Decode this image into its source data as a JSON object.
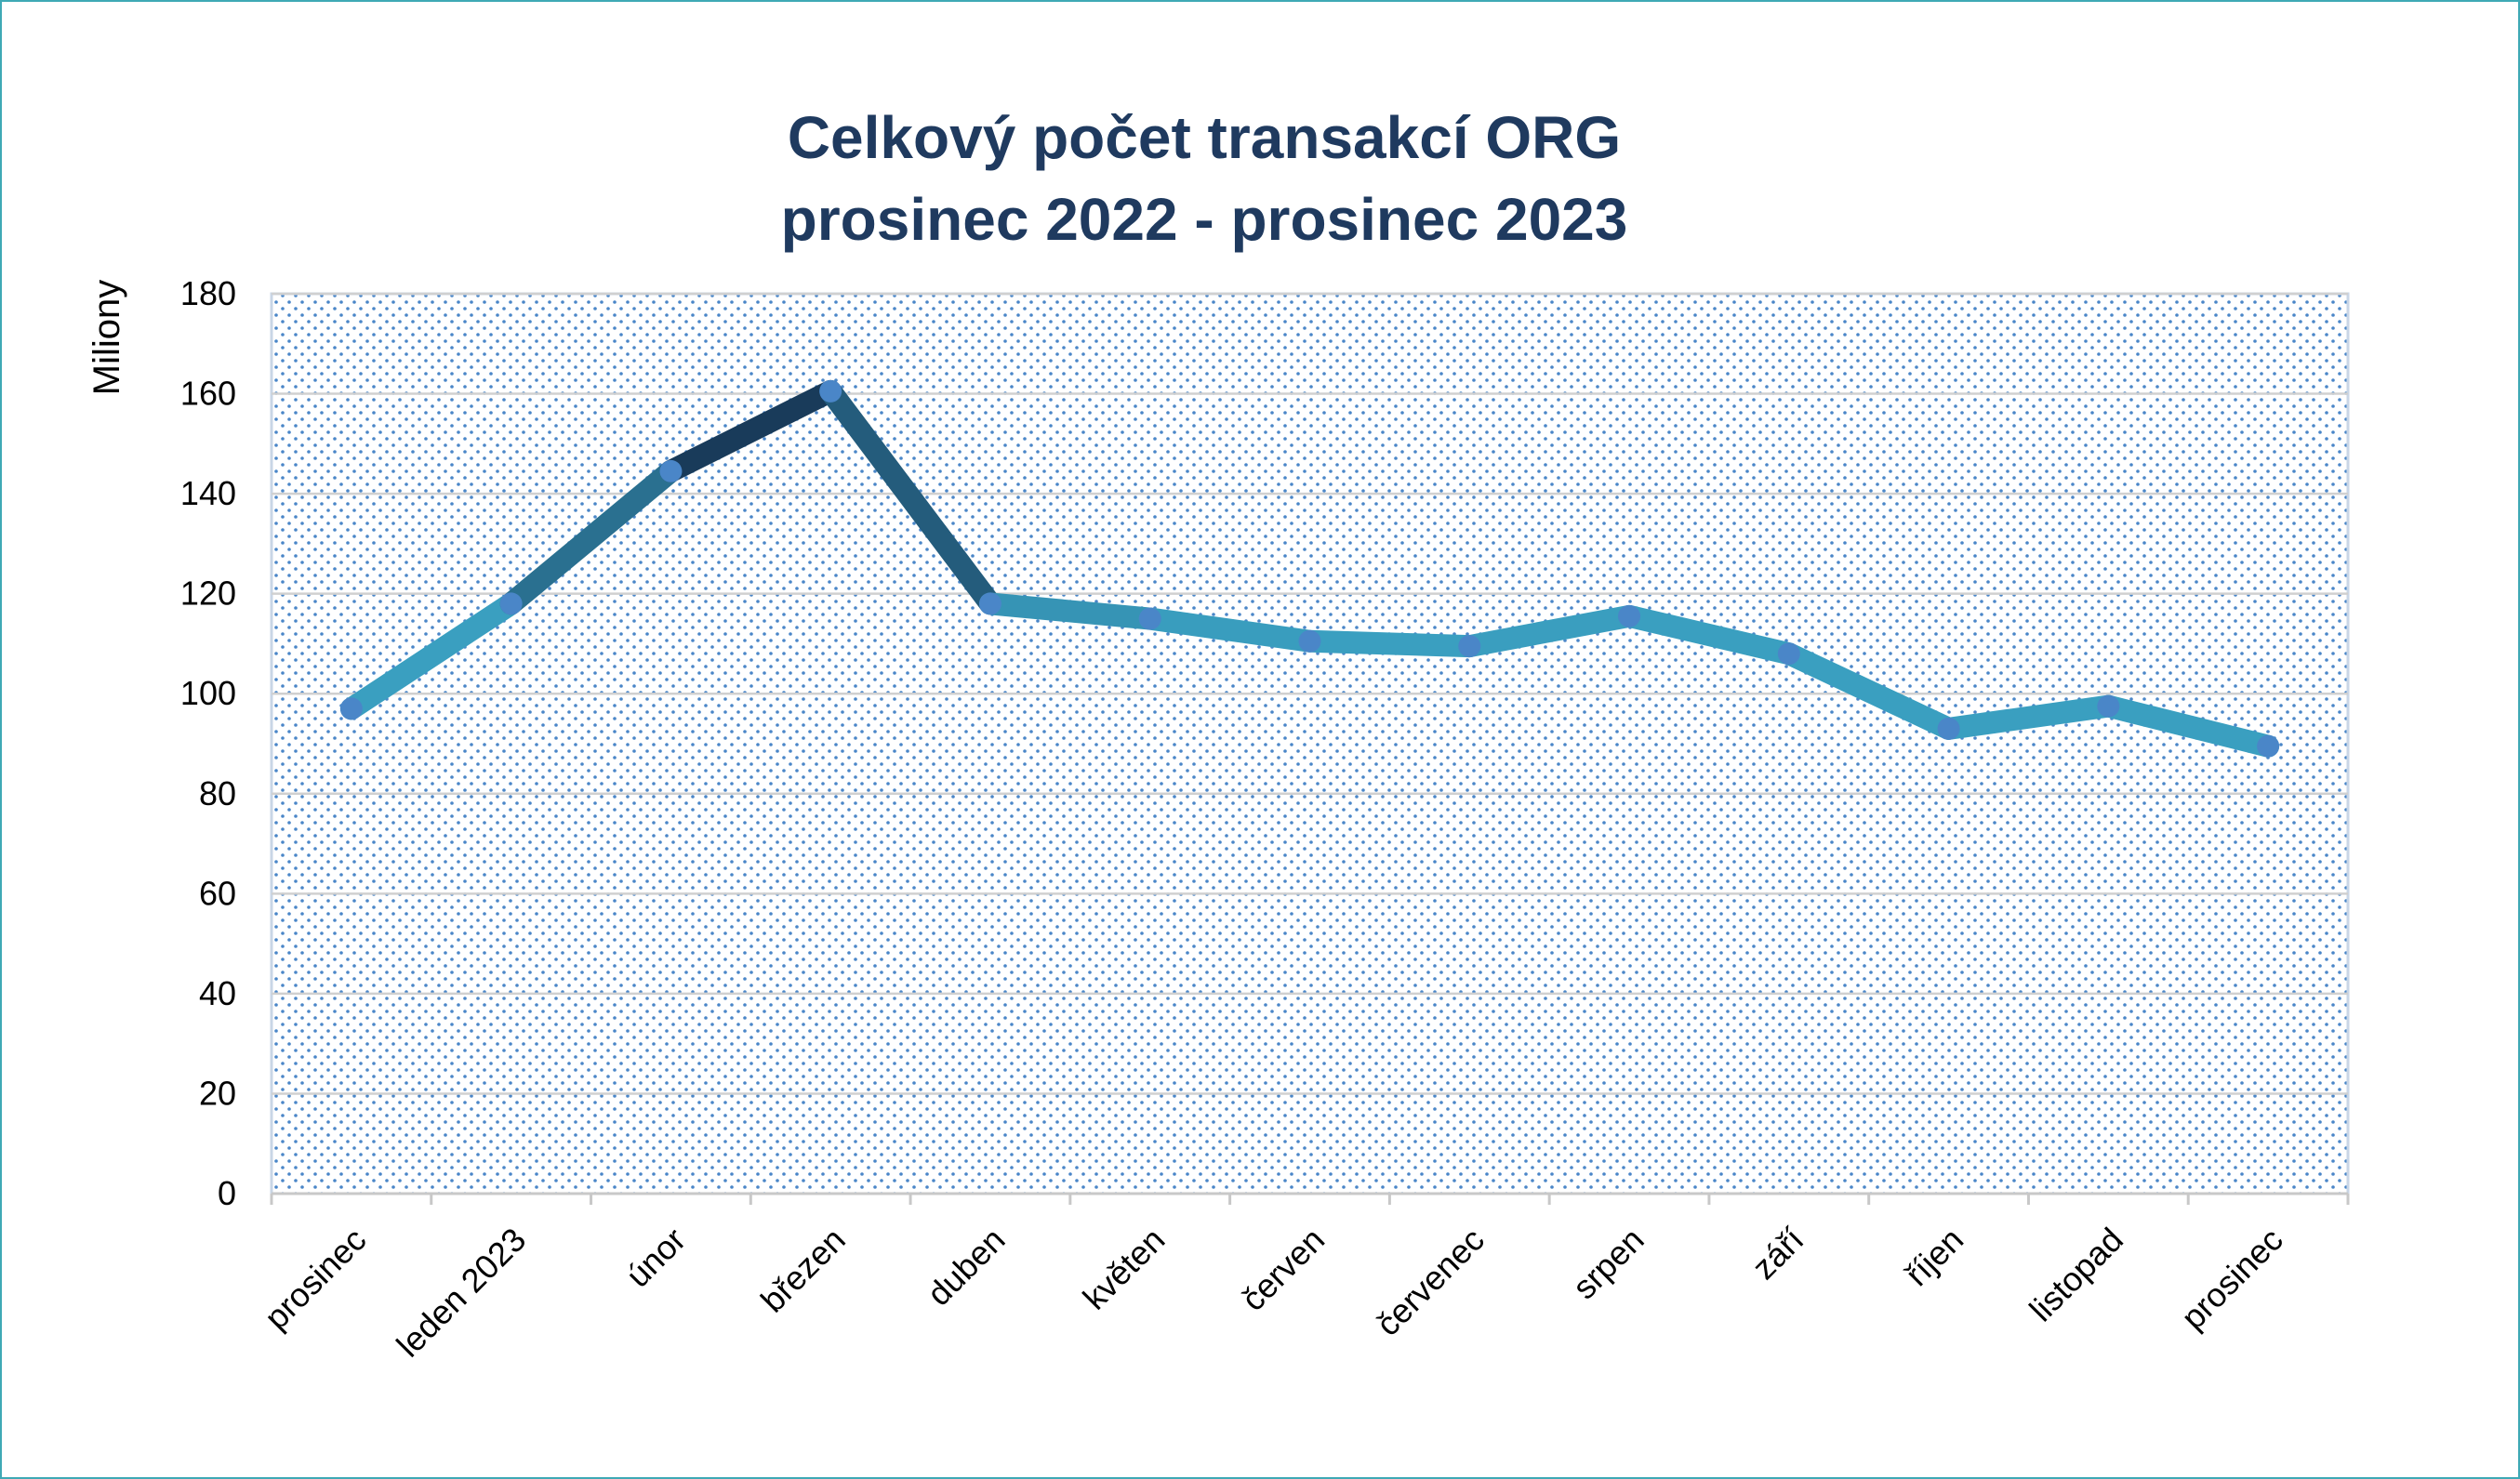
{
  "chart_data": {
    "type": "line",
    "title_line1": "Celkový počet transakcí ORG",
    "title_line2": "prosinec 2022 - prosinec 2023",
    "ylabel": "Miliony",
    "xlabel": "",
    "ylim": [
      0,
      180
    ],
    "yticks": [
      "0",
      "20",
      "40",
      "60",
      "80",
      "100",
      "120",
      "140",
      "160",
      "180"
    ],
    "categories": [
      "prosinec",
      "leden 2023",
      "únor",
      "březen",
      "duben",
      "květen",
      "červen",
      "červenec",
      "srpen",
      "září",
      "říjen",
      "listopad",
      "prosinec"
    ],
    "series": [
      {
        "values": [
          97,
          118,
          144.5,
          160.5,
          118,
          115,
          110.5,
          109.5,
          115.5,
          108,
          93,
          97.5,
          89.5
        ]
      }
    ],
    "grid": true,
    "legend": "none",
    "colors": {
      "title": "#1f3a5f",
      "line_light": "#3a9fc0",
      "line_dark": "#15304f",
      "marker": "#4a86c8",
      "dots": "#4a86c8",
      "gridline": "#d0d0d0",
      "frame": "#3fa9b5"
    }
  }
}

TO DO »
Find every line containing the word "prosinec", then give the total and nothing more.

SOLUTION »
3